◆ **Exercise objective**
Restate the entries word for word, omitting nothing.

(Recorded data)
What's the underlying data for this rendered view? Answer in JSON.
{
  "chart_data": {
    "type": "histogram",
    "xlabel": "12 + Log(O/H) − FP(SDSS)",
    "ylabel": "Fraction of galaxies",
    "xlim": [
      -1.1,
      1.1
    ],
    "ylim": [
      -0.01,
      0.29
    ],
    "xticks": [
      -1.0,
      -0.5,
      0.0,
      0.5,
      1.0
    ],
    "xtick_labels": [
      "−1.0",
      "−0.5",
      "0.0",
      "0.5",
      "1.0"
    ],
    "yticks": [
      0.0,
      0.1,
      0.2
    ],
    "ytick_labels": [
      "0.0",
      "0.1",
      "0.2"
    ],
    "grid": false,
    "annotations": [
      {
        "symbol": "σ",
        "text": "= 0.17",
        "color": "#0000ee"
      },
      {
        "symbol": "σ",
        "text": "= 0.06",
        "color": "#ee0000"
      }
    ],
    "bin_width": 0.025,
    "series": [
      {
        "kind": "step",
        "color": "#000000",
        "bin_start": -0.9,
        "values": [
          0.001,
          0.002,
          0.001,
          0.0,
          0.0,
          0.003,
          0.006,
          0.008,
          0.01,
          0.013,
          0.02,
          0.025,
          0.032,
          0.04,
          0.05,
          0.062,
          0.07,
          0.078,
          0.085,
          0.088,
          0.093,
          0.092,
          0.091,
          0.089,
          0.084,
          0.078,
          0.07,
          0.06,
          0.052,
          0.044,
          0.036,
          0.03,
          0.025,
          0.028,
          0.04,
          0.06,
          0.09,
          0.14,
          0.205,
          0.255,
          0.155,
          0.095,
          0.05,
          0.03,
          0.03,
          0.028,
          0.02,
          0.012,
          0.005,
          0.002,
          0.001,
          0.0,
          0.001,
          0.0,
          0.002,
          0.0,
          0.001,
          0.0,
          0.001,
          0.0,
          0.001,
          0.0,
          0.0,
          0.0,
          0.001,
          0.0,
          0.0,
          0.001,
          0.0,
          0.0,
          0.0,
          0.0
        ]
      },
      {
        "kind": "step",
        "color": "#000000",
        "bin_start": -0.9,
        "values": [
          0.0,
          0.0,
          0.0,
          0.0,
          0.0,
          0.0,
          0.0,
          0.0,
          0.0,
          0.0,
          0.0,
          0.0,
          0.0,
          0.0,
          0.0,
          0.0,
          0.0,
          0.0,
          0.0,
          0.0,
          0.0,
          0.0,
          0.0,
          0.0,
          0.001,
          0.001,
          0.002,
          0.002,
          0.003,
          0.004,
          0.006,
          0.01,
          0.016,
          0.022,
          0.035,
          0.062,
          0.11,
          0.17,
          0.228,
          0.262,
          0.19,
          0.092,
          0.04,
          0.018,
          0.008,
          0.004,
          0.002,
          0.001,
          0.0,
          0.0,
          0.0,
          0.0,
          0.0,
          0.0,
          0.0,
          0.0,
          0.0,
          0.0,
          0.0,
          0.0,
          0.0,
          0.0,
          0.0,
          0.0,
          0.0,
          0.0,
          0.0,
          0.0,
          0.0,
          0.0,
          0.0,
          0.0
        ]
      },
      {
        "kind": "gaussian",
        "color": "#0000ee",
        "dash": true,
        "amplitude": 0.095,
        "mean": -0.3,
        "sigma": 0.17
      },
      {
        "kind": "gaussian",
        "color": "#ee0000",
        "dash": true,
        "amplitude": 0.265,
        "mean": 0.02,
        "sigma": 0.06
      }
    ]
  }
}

◆ **Correct result**
What's the underlying data for this rendered view? Answer in JSON.
{
  "chart_data": {
    "type": "histogram",
    "xlabel": "12 + Log(O/H) − FP(SDSS)",
    "ylabel": "Fraction of galaxies",
    "xlim": [
      -1.1,
      1.1
    ],
    "ylim": [
      -0.01,
      0.29
    ],
    "xticks": [
      -1.0,
      -0.5,
      0.0,
      0.5,
      1.0
    ],
    "xtick_labels": [
      "−1.0",
      "−0.5",
      "0.0",
      "0.5",
      "1.0"
    ],
    "yticks": [
      0.0,
      0.1,
      0.2
    ],
    "ytick_labels": [
      "0.0",
      "0.1",
      "0.2"
    ],
    "grid": false,
    "annotations": [
      {
        "symbol": "σ",
        "text": "= 0.17",
        "color": "#0000ee"
      },
      {
        "symbol": "σ",
        "text": "= 0.06",
        "color": "#ee0000"
      }
    ],
    "bin_width": 0.025,
    "series": [
      {
        "kind": "step",
        "color": "#000000",
        "bin_start": -0.9,
        "values": [
          0.001,
          0.002,
          0.001,
          0.0,
          0.0,
          0.003,
          0.006,
          0.008,
          0.01,
          0.013,
          0.02,
          0.025,
          0.032,
          0.04,
          0.05,
          0.062,
          0.07,
          0.078,
          0.085,
          0.088,
          0.093,
          0.092,
          0.091,
          0.089,
          0.084,
          0.078,
          0.07,
          0.06,
          0.052,
          0.044,
          0.036,
          0.03,
          0.025,
          0.028,
          0.04,
          0.06,
          0.09,
          0.14,
          0.205,
          0.255,
          0.155,
          0.095,
          0.05,
          0.03,
          0.03,
          0.028,
          0.02,
          0.012,
          0.005,
          0.002,
          0.001,
          0.0,
          0.001,
          0.0,
          0.002,
          0.0,
          0.001,
          0.0,
          0.001,
          0.0,
          0.001,
          0.0,
          0.0,
          0.0,
          0.001,
          0.0,
          0.0,
          0.001,
          0.0,
          0.0,
          0.0,
          0.0
        ]
      },
      {
        "kind": "step",
        "color": "#000000",
        "bin_start": -0.9,
        "values": [
          0.0,
          0.0,
          0.0,
          0.0,
          0.0,
          0.0,
          0.0,
          0.0,
          0.0,
          0.0,
          0.0,
          0.0,
          0.0,
          0.0,
          0.0,
          0.0,
          0.0,
          0.0,
          0.0,
          0.0,
          0.0,
          0.0,
          0.0,
          0.0,
          0.001,
          0.001,
          0.002,
          0.002,
          0.003,
          0.004,
          0.006,
          0.01,
          0.016,
          0.022,
          0.035,
          0.062,
          0.11,
          0.17,
          0.228,
          0.262,
          0.19,
          0.092,
          0.04,
          0.018,
          0.008,
          0.004,
          0.002,
          0.001,
          0.0,
          0.0,
          0.0,
          0.0,
          0.0,
          0.0,
          0.0,
          0.0,
          0.0,
          0.0,
          0.0,
          0.0,
          0.0,
          0.0,
          0.0,
          0.0,
          0.0,
          0.0,
          0.0,
          0.0,
          0.0,
          0.0,
          0.0,
          0.0
        ]
      },
      {
        "kind": "gaussian",
        "color": "#0000ee",
        "dash": true,
        "amplitude": 0.095,
        "mean": -0.3,
        "sigma": 0.17
      },
      {
        "kind": "gaussian",
        "color": "#ee0000",
        "dash": true,
        "amplitude": 0.265,
        "mean": 0.02,
        "sigma": 0.06
      }
    ]
  }
}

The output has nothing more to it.